[start]

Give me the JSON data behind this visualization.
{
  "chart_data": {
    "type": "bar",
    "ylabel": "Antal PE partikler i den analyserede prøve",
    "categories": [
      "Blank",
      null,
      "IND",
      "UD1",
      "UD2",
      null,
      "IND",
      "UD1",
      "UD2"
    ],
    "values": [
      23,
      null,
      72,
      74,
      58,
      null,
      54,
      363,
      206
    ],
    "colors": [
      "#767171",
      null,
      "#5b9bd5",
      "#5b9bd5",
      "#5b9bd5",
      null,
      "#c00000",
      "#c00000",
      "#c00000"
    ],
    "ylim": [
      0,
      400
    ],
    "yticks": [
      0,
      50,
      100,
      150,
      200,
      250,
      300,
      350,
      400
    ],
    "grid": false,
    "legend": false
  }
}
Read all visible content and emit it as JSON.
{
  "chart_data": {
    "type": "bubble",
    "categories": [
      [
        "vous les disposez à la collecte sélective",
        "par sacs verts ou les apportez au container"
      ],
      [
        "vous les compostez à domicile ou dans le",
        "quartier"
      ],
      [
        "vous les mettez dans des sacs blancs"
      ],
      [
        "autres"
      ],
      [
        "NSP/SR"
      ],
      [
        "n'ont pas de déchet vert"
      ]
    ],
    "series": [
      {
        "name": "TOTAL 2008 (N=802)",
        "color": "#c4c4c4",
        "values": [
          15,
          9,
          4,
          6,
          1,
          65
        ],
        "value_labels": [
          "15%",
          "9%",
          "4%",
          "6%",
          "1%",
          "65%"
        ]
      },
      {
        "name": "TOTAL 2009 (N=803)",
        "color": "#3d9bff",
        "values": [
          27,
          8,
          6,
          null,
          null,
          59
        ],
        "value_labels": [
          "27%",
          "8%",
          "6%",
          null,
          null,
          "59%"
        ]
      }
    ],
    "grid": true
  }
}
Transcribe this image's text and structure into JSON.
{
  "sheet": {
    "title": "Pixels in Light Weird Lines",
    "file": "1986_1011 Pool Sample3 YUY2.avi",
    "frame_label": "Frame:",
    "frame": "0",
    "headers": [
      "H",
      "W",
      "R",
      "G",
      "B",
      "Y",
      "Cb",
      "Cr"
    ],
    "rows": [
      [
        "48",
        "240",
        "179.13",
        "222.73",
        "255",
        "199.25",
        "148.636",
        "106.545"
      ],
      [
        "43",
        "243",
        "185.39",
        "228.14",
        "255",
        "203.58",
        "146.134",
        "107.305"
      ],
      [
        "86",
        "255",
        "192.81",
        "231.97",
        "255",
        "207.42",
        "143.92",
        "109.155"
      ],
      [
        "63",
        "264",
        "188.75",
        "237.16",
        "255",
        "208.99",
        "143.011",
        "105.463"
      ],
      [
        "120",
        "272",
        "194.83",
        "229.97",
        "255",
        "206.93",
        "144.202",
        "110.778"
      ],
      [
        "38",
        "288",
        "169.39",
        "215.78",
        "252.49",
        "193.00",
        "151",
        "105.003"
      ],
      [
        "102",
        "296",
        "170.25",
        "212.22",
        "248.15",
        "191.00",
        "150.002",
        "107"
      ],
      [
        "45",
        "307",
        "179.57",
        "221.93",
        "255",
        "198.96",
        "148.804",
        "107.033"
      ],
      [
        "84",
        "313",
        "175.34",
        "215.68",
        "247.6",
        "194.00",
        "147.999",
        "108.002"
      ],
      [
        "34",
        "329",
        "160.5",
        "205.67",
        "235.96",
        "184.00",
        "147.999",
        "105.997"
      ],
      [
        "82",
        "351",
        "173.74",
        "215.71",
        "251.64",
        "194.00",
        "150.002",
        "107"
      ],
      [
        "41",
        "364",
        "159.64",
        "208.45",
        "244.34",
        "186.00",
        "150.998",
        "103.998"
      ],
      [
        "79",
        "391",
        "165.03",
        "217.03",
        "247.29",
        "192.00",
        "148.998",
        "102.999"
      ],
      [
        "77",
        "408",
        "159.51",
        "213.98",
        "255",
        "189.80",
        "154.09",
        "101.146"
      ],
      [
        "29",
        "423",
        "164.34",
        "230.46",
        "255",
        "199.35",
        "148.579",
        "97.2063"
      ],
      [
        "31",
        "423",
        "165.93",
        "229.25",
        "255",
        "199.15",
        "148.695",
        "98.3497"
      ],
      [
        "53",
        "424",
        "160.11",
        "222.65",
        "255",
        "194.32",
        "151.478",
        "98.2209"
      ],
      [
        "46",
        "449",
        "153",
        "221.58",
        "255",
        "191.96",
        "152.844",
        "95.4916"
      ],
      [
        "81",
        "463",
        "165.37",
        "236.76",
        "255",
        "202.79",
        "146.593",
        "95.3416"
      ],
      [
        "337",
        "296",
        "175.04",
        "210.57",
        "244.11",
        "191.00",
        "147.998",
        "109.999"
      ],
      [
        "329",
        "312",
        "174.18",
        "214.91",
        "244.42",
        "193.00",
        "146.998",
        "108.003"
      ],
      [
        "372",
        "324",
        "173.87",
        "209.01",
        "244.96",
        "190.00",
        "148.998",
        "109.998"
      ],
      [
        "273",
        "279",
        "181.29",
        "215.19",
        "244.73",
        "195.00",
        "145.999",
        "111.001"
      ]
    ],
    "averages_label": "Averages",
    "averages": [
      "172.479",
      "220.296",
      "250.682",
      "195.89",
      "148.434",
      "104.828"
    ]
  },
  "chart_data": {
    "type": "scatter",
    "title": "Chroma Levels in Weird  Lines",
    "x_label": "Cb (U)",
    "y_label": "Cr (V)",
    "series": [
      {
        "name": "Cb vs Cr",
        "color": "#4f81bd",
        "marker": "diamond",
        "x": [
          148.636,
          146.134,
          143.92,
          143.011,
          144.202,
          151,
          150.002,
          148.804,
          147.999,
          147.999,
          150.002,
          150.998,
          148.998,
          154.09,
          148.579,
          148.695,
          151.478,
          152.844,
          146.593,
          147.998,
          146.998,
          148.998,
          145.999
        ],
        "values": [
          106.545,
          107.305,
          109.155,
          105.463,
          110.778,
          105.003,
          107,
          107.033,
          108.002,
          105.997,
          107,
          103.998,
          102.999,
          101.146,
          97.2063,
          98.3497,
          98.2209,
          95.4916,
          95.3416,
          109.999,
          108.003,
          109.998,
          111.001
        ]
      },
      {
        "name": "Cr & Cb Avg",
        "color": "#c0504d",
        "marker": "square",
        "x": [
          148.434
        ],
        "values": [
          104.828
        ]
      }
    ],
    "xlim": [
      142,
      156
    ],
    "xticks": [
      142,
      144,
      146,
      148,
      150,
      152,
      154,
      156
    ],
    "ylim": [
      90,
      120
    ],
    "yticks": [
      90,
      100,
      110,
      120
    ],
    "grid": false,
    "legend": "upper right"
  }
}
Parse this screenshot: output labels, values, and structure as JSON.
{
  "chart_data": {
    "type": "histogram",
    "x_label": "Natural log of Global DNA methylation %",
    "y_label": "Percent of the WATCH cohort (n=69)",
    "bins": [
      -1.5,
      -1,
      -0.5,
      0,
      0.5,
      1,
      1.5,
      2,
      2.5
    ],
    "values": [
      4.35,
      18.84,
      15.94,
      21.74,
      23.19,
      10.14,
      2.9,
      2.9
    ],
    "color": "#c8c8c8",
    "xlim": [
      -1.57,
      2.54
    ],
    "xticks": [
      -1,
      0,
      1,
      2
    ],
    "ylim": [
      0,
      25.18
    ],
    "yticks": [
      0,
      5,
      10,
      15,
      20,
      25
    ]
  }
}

[end]

Please restate the whole listing word for word.

Give me the JSON data behind this visualization.
{
  "chart_data": {
    "type": "bar",
    "ylabel": "Antal PE partikler i den analyserede prøve",
    "categories": [
      "Blank",
      null,
      "IND",
      "UD1",
      "UD2",
      null,
      "IND",
      "UD1",
      "UD2"
    ],
    "values": [
      23,
      null,
      72,
      74,
      58,
      null,
      54,
      363,
      206
    ],
    "colors": [
      "#767171",
      null,
      "#5b9bd5",
      "#5b9bd5",
      "#5b9bd5",
      null,
      "#c00000",
      "#c00000",
      "#c00000"
    ],
    "ylim": [
      0,
      400
    ],
    "yticks": [
      0,
      50,
      100,
      150,
      200,
      250,
      300,
      350,
      400
    ],
    "grid": false,
    "legend": false
  }
}
Read all visible content and emit it as JSON.
{
  "chart_data": {
    "type": "bubble",
    "categories": [
      [
        "vous les disposez à la collecte sélective",
        "par sacs verts ou les apportez au container"
      ],
      [
        "vous les compostez à domicile ou dans le",
        "quartier"
      ],
      [
        "vous les mettez dans des sacs blancs"
      ],
      [
        "autres"
      ],
      [
        "NSP/SR"
      ],
      [
        "n'ont pas de déchet vert"
      ]
    ],
    "series": [
      {
        "name": "TOTAL 2008 (N=802)",
        "color": "#c4c4c4",
        "values": [
          15,
          9,
          4,
          6,
          1,
          65
        ],
        "value_labels": [
          "15%",
          "9%",
          "4%",
          "6%",
          "1%",
          "65%"
        ]
      },
      {
        "name": "TOTAL 2009 (N=803)",
        "color": "#3d9bff",
        "values": [
          27,
          8,
          6,
          null,
          null,
          59
        ],
        "value_labels": [
          "27%",
          "8%",
          "6%",
          null,
          null,
          "59%"
        ]
      }
    ],
    "grid": true
  }
}
Transcribe this image's text and structure into JSON.
{
  "sheet": {
    "title": "Pixels in Light Weird Lines",
    "file": "1986_1011 Pool Sample3 YUY2.avi",
    "frame_label": "Frame:",
    "frame": "0",
    "headers": [
      "H",
      "W",
      "R",
      "G",
      "B",
      "Y",
      "Cb",
      "Cr"
    ],
    "rows": [
      [
        "48",
        "240",
        "179.13",
        "222.73",
        "255",
        "199.25",
        "148.636",
        "106.545"
      ],
      [
        "43",
        "243",
        "185.39",
        "228.14",
        "255",
        "203.58",
        "146.134",
        "107.305"
      ],
      [
        "86",
        "255",
        "192.81",
        "231.97",
        "255",
        "207.42",
        "143.92",
        "109.155"
      ],
      [
        "63",
        "264",
        "188.75",
        "237.16",
        "255",
        "208.99",
        "143.011",
        "105.463"
      ],
      [
        "120",
        "272",
        "194.83",
        "229.97",
        "255",
        "206.93",
        "144.202",
        "110.778"
      ],
      [
        "38",
        "288",
        "169.39",
        "215.78",
        "252.49",
        "193.00",
        "151",
        "105.003"
      ],
      [
        "102",
        "296",
        "170.25",
        "212.22",
        "248.15",
        "191.00",
        "150.002",
        "107"
      ],
      [
        "45",
        "307",
        "179.57",
        "221.93",
        "255",
        "198.96",
        "148.804",
        "107.033"
      ],
      [
        "84",
        "313",
        "175.34",
        "215.68",
        "247.6",
        "194.00",
        "147.999",
        "108.002"
      ],
      [
        "34",
        "329",
        "160.5",
        "205.67",
        "235.96",
        "184.00",
        "147.999",
        "105.997"
      ],
      [
        "82",
        "351",
        "173.74",
        "215.71",
        "251.64",
        "194.00",
        "150.002",
        "107"
      ],
      [
        "41",
        "364",
        "159.64",
        "208.45",
        "244.34",
        "186.00",
        "150.998",
        "103.998"
      ],
      [
        "79",
        "391",
        "165.03",
        "217.03",
        "247.29",
        "192.00",
        "148.998",
        "102.999"
      ],
      [
        "77",
        "408",
        "159.51",
        "213.98",
        "255",
        "189.80",
        "154.09",
        "101.146"
      ],
      [
        "29",
        "423",
        "164.34",
        "230.46",
        "255",
        "199.35",
        "148.579",
        "97.2063"
      ],
      [
        "31",
        "423",
        "165.93",
        "229.25",
        "255",
        "199.15",
        "148.695",
        "98.3497"
      ],
      [
        "53",
        "424",
        "160.11",
        "222.65",
        "255",
        "194.32",
        "151.478",
        "98.2209"
      ],
      [
        "46",
        "449",
        "153",
        "221.58",
        "255",
        "191.96",
        "152.844",
        "95.4916"
      ],
      [
        "81",
        "463",
        "165.37",
        "236.76",
        "255",
        "202.79",
        "146.593",
        "95.3416"
      ],
      [
        "337",
        "296",
        "175.04",
        "210.57",
        "244.11",
        "191.00",
        "147.998",
        "109.999"
      ],
      [
        "329",
        "312",
        "174.18",
        "214.91",
        "244.42",
        "193.00",
        "146.998",
        "108.003"
      ],
      [
        "372",
        "324",
        "173.87",
        "209.01",
        "244.96",
        "190.00",
        "148.998",
        "109.998"
      ],
      [
        "273",
        "279",
        "181.29",
        "215.19",
        "244.73",
        "195.00",
        "145.999",
        "111.001"
      ]
    ],
    "averages_label": "Averages",
    "averages": [
      "172.479",
      "220.296",
      "250.682",
      "195.89",
      "148.434",
      "104.828"
    ]
  },
  "chart_data": {
    "type": "scatter",
    "title": "Chroma Levels in Weird  Lines",
    "x_label": "Cb (U)",
    "y_label": "Cr (V)",
    "series": [
      {
        "name": "Cb vs Cr",
        "color": "#4f81bd",
        "marker": "diamond",
        "x": [
          148.636,
          146.134,
          143.92,
          143.011,
          144.202,
          151,
          150.002,
          148.804,
          147.999,
          147.999,
          150.002,
          150.998,
          148.998,
          154.09,
          148.579,
          148.695,
          151.478,
          152.844,
          146.593,
          147.998,
          146.998,
          148.998,
          145.999
        ],
        "values": [
          106.545,
          107.305,
          109.155,
          105.463,
          110.778,
          105.003,
          107,
          107.033,
          108.002,
          105.997,
          107,
          103.998,
          102.999,
          101.146,
          97.2063,
          98.3497,
          98.2209,
          95.4916,
          95.3416,
          109.999,
          108.003,
          109.998,
          111.001
        ]
      },
      {
        "name": "Cr & Cb Avg",
        "color": "#c0504d",
        "marker": "square",
        "x": [
          148.434
        ],
        "values": [
          104.828
        ]
      }
    ],
    "xlim": [
      142,
      156
    ],
    "xticks": [
      142,
      144,
      146,
      148,
      150,
      152,
      154,
      156
    ],
    "ylim": [
      90,
      120
    ],
    "yticks": [
      90,
      100,
      110,
      120
    ],
    "grid": false,
    "legend": "upper right"
  }
}
Parse this screenshot: output labels, values, and structure as JSON.
{
  "chart_data": {
    "type": "histogram",
    "x_label": "Natural log of Global DNA methylation %",
    "y_label": "Percent of the WATCH cohort (n=69)",
    "bins": [
      -1.5,
      -1,
      -0.5,
      0,
      0.5,
      1,
      1.5,
      2,
      2.5
    ],
    "values": [
      4.35,
      18.84,
      15.94,
      21.74,
      23.19,
      10.14,
      2.9,
      2.9
    ],
    "color": "#c8c8c8",
    "xlim": [
      -1.57,
      2.54
    ],
    "xticks": [
      -1,
      0,
      1,
      2
    ],
    "ylim": [
      0,
      25.18
    ],
    "yticks": [
      0,
      5,
      10,
      15,
      20,
      25
    ]
  }
}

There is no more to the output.